** Start **
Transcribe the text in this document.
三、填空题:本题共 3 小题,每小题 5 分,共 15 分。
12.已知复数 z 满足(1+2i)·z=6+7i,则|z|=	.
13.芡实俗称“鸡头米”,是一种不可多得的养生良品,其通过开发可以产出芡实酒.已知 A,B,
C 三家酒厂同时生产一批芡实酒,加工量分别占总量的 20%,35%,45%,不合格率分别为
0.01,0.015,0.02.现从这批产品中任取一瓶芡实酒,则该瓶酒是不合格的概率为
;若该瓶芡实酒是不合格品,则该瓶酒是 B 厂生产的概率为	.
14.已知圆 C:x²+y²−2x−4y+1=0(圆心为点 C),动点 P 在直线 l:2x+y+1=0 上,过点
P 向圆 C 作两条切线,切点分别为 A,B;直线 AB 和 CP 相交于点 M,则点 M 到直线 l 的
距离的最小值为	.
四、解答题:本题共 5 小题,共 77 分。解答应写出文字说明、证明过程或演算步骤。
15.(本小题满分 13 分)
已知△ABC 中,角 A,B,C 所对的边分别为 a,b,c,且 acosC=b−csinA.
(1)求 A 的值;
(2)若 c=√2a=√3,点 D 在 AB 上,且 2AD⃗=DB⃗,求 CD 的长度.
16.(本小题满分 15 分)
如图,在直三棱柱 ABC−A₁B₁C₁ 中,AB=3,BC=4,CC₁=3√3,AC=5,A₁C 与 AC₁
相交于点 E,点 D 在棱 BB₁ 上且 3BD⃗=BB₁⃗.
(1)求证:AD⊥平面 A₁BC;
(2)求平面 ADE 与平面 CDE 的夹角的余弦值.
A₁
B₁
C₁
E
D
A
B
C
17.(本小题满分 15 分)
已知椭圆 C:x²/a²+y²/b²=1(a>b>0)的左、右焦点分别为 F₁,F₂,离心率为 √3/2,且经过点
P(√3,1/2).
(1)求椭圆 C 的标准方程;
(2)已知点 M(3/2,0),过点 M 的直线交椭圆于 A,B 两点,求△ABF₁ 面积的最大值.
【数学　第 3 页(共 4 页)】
** End **
*INSTRUCTIONS TO FOLLOW*: All entries shown above should be printed again exactly.

*ANSWER FOR THE TASK*:
Transcribe the text in this document.
三、填空题:本题共 3 小题,每小题 5 分,共 15 分。
12.已知复数 z 满足(1+2i)·z=6+7i,则|z|=	.
13.芡实俗称“鸡头米”,是一种不可多得的养生良品,其通过开发可以产出芡实酒.已知 A,B,
C 三家酒厂同时生产一批芡实酒,加工量分别占总量的 20%,35%,45%,不合格率分别为
0.01,0.015,0.02.现从这批产品中任取一瓶芡实酒,则该瓶酒是不合格的概率为
;若该瓶芡实酒是不合格品,则该瓶酒是 B 厂生产的概率为	.
14.已知圆 C:x²+y²−2x−4y+1=0(圆心为点 C),动点 P 在直线 l:2x+y+1=0 上,过点
P 向圆 C 作两条切线,切点分别为 A,B;直线 AB 和 CP 相交于点 M,则点 M 到直线 l 的
距离的最小值为	.
四、解答题:本题共 5 小题,共 77 分。解答应写出文字说明、证明过程或演算步骤。
15.(本小题满分 13 分)
已知△ABC 中,角 A,B,C 所对的边分别为 a,b,c,且 acosC=b−csinA.
(1)求 A 的值;
(2)若 c=√2a=√3,点 D 在 AB 上,且 2AD⃗=DB⃗,求 CD 的长度.
16.(本小题满分 15 分)
如图,在直三棱柱 ABC−A₁B₁C₁ 中,AB=3,BC=4,CC₁=3√3,AC=5,A₁C 与 AC₁
相交于点 E,点 D 在棱 BB₁ 上且 3BD⃗=BB₁⃗.
(1)求证:AD⊥平面 A₁BC;
(2)求平面 ADE 与平面 CDE 的夹角的余弦值.
A₁
B₁
C₁
E
D
A
B
C
17.(本小题满分 15 分)
已知椭圆 C:x²/a²+y²/b²=1(a>b>0)的左、右焦点分别为 F₁,F₂,离心率为 √3/2,且经过点
P(√3,1/2).
(1)求椭圆 C 的标准方程;
(2)已知点 M(3/2,0),过点 M 的直线交椭圆于 A,B 两点,求△ABF₁ 面积的最大值.
【数学　第 3 页(共 4 页)】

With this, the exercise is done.